Text provided:
— begin —

Class CharMatcher

    • Field Detail

      • WHITESPACE

        @Deprecated
        public static final CharMatcher WHITESPACE
        Deprecated.
        Use whitespace() instead. This constant is scheduled to be removed in June 2018.
        Determines whether a character is whitespace according to the latest Unicode standard, as illustrated here. This is not the same definition used by other Java APIs. (See a comparison of several definitions of "whitespace".)

        Note: as the Unicode definition evolves, we will modify this constant to keep it up to date.

      • BREAKING_WHITESPACE

        @Deprecated
        public static final CharMatcher BREAKING_WHITESPACE
        Deprecated.
        Use breakingWhitespace() instead. This constant is scheduled to be removed in June 2018.
        Determines whether a character is a breaking whitespace (that is, a whitespace which can be interpreted as a break between words for formatting purposes). See whitespace() for a discussion of that term.
        Since:
        2.0
      • ASCII

        @Deprecated
        public static final CharMatcher ASCII
        Deprecated.
        Use ascii() instead. This constant is scheduled to be removed in June 2018.
        Determines whether a character is ASCII, meaning that its code point is less than 128.
      • DIGIT

        @Deprecated
        public static final CharMatcher DIGIT
        Deprecated.
        Use digit() instead. This constant is scheduled to be removed in June 2018.
        Determines whether a character is a digit according to Unicode. If you only care to match ASCII digits, you can use inRange('0', '9').
      • JAVA_DIGIT

        @Deprecated
        public static final CharMatcher JAVA_DIGIT
        Deprecated.
        Use javaDigit() instead. This constant is scheduled to be removed in June 2018.
        Determines whether a character is a digit according to Java's definition. If you only care to match ASCII digits, you can use inRange('0', '9').
      • JAVA_LETTER

        @Deprecated
        public static final CharMatcher JAVA_LETTER
        Deprecated.

— end —

Data shown:
— begin —

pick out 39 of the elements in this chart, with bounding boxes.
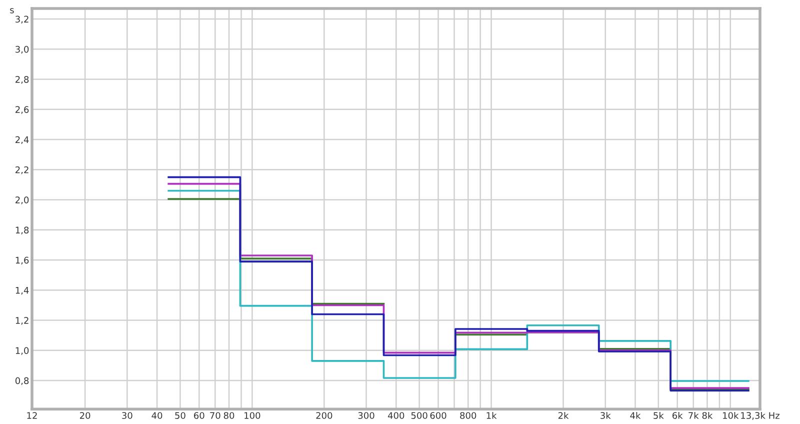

— end —

Exercise requirements:
A. Shorten the paragraph in the CharMatcher documentation that begins "Determines whether a character is a breaking whitespace," keeping its main facts.
B. Write the next part of the CharMatcher documentation, picking up after its final "Deprecated."

Results for the exercise:
A. Checks whether a character is breaking whitespace, meaning whitespace that can be read as a break between words for formatting. The term is discussed under whitespace().

B.
        Use javaLetter() instead. This constant is scheduled to be removed in June 2018.
        Determines whether a character is a letter according to Java's definition. If you only care to match letters of the Latin alphabet, you can use inRange('a', 'z').or(inRange('A', 'Z')).
      • JAVA_LETTER_OR_DIGIT

        @Deprecated
        public static final CharMatcher JAVA_LETTER_OR_DIGIT
        Deprecated.
        Use javaLetterOrDigit() instead. This constant is scheduled to be removed in June 2018.
        Determines whether a character is a letter or digit according to Java's definition.
      • JAVA_UPPER_CASE

        @Deprecated
        public static final CharMatcher JAVA_UPPER_CASE
        Deprecated.
        Use javaUpperCase() instead. This constant is scheduled to be removed in June 2018.
        Determines whether a character is upper case according to Java's definition.
      • JAVA_LOWER_CASE

        @Deprecated
        public static final CharMatcher JAVA_LOWER_CASE
        Deprecated.
        Use javaLowerCase() instead. This constant is scheduled to be removed in June 2018.
        Determines whether a character is lower case according to Java's definition.
      • JAVA_ISO_CONTROL

        @Deprecated
        public static final CharMatcher JAVA_ISO_CONTROL
        Deprecated.
        Use javaIsoControl() instead. This constant is scheduled to be removed in June 2018.
        Determines whether a character is an ISO control character as specified by Character.isISOControl(char).
      • INVISIBLE

        @Deprecated
        public static final CharMatcher INVISIBLE
        Deprecated.
        Use invisible() instead. This constant is scheduled to be removed in June 2018.
        Determines whether a character is invisible; that is, if its Unicode category is any of SPACE_SEPARATOR, LINE_SEPARATOR, PARAGRAPH_SEPARATOR, CONTROL, FORMAT, SURROGATE, and PRIVATE_USE according to ICU4J.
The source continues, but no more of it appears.